-- Records to process start --
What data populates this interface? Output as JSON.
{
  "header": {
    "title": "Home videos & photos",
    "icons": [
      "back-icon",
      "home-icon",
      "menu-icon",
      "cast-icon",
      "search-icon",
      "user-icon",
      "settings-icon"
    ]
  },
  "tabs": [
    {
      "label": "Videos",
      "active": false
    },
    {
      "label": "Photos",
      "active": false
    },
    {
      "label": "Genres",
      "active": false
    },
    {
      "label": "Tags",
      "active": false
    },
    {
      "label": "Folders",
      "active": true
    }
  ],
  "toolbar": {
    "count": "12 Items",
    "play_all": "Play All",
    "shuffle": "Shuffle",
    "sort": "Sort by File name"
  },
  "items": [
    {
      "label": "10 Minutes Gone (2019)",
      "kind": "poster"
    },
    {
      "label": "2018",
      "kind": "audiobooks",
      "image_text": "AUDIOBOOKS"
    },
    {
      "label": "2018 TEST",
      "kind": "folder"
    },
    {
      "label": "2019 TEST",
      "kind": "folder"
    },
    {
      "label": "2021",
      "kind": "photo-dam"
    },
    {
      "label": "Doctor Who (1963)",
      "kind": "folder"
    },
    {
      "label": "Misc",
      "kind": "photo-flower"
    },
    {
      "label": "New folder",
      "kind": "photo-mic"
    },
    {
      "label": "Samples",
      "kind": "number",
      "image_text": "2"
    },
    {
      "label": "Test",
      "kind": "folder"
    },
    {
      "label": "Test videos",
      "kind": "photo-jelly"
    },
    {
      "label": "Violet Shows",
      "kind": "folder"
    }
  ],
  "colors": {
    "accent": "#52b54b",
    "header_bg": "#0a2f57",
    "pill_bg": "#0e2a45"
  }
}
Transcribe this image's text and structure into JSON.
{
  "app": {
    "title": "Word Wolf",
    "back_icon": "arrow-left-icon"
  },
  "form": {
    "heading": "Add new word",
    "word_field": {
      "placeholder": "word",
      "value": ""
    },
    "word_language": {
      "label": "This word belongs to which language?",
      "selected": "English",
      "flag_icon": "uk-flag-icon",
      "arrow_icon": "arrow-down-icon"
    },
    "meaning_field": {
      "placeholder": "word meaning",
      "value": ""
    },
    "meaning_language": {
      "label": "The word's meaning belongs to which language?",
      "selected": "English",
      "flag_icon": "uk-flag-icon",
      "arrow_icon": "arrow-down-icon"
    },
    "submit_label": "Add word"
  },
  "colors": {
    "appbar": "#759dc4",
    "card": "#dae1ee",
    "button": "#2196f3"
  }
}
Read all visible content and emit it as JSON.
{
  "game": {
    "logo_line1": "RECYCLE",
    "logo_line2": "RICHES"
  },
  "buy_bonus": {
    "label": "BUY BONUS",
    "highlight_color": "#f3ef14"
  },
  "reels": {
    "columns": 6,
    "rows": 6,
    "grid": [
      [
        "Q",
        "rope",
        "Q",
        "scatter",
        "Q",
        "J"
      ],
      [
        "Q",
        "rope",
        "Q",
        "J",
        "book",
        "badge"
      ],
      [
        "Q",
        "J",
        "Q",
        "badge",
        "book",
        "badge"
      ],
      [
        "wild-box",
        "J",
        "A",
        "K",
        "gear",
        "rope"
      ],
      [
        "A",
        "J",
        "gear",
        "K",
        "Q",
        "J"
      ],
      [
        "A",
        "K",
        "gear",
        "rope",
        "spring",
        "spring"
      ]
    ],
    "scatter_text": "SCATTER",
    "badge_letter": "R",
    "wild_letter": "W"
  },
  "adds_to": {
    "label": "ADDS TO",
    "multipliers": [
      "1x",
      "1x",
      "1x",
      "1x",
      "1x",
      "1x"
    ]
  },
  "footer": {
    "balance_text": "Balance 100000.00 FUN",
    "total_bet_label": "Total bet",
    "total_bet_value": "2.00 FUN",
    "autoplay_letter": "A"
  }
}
-- Records to process end --
Reproduce all the records precisely.

Correct result:
What data populates this interface? Output as JSON.
{
  "header": {
    "title": "Home videos & photos",
    "icons": [
      "back-icon",
      "home-icon",
      "menu-icon",
      "cast-icon",
      "search-icon",
      "user-icon",
      "settings-icon"
    ]
  },
  "tabs": [
    {
      "label": "Videos",
      "active": false
    },
    {
      "label": "Photos",
      "active": false
    },
    {
      "label": "Genres",
      "active": false
    },
    {
      "label": "Tags",
      "active": false
    },
    {
      "label": "Folders",
      "active": true
    }
  ],
  "toolbar": {
    "count": "12 Items",
    "play_all": "Play All",
    "shuffle": "Shuffle",
    "sort": "Sort by File name"
  },
  "items": [
    {
      "label": "10 Minutes Gone (2019)",
      "kind": "poster"
    },
    {
      "label": "2018",
      "kind": "audiobooks",
      "image_text": "AUDIOBOOKS"
    },
    {
      "label": "2018 TEST",
      "kind": "folder"
    },
    {
      "label": "2019 TEST",
      "kind": "folder"
    },
    {
      "label": "2021",
      "kind": "photo-dam"
    },
    {
      "label": "Doctor Who (1963)",
      "kind": "folder"
    },
    {
      "label": "Misc",
      "kind": "photo-flower"
    },
    {
      "label": "New folder",
      "kind": "photo-mic"
    },
    {
      "label": "Samples",
      "kind": "number",
      "image_text": "2"
    },
    {
      "label": "Test",
      "kind": "folder"
    },
    {
      "label": "Test videos",
      "kind": "photo-jelly"
    },
    {
      "label": "Violet Shows",
      "kind": "folder"
    }
  ],
  "colors": {
    "accent": "#52b54b",
    "header_bg": "#0a2f57",
    "pill_bg": "#0e2a45"
  }
}
Transcribe this image's text and structure into JSON.
{
  "app": {
    "title": "Word Wolf",
    "back_icon": "arrow-left-icon"
  },
  "form": {
    "heading": "Add new word",
    "word_field": {
      "placeholder": "word",
      "value": ""
    },
    "word_language": {
      "label": "This word belongs to which language?",
      "selected": "English",
      "flag_icon": "uk-flag-icon",
      "arrow_icon": "arrow-down-icon"
    },
    "meaning_field": {
      "placeholder": "word meaning",
      "value": ""
    },
    "meaning_language": {
      "label": "The word's meaning belongs to which language?",
      "selected": "English",
      "flag_icon": "uk-flag-icon",
      "arrow_icon": "arrow-down-icon"
    },
    "submit_label": "Add word"
  },
  "colors": {
    "appbar": "#759dc4",
    "card": "#dae1ee",
    "button": "#2196f3"
  }
}
Read all visible content and emit it as JSON.
{
  "game": {
    "logo_line1": "RECYCLE",
    "logo_line2": "RICHES"
  },
  "buy_bonus": {
    "label": "BUY BONUS",
    "highlight_color": "#f3ef14"
  },
  "reels": {
    "columns": 6,
    "rows": 6,
    "grid": [
      [
        "Q",
        "rope",
        "Q",
        "scatter",
        "Q",
        "J"
      ],
      [
        "Q",
        "rope",
        "Q",
        "J",
        "book",
        "badge"
      ],
      [
        "Q",
        "J",
        "Q",
        "badge",
        "book",
        "badge"
      ],
      [
        "wild-box",
        "J",
        "A",
        "K",
        "gear",
        "rope"
      ],
      [
        "A",
        "J",
        "gear",
        "K",
        "Q",
        "J"
      ],
      [
        "A",
        "K",
        "gear",
        "rope",
        "spring",
        "spring"
      ]
    ],
    "scatter_text": "SCATTER",
    "badge_letter": "R",
    "wild_letter": "W"
  },
  "adds_to": {
    "label": "ADDS TO",
    "multipliers": [
      "1x",
      "1x",
      "1x",
      "1x",
      "1x",
      "1x"
    ]
  },
  "footer": {
    "balance_text": "Balance 100000.00 FUN",
    "total_bet_label": "Total bet",
    "total_bet_value": "2.00 FUN",
    "autoplay_letter": "A"
  }
}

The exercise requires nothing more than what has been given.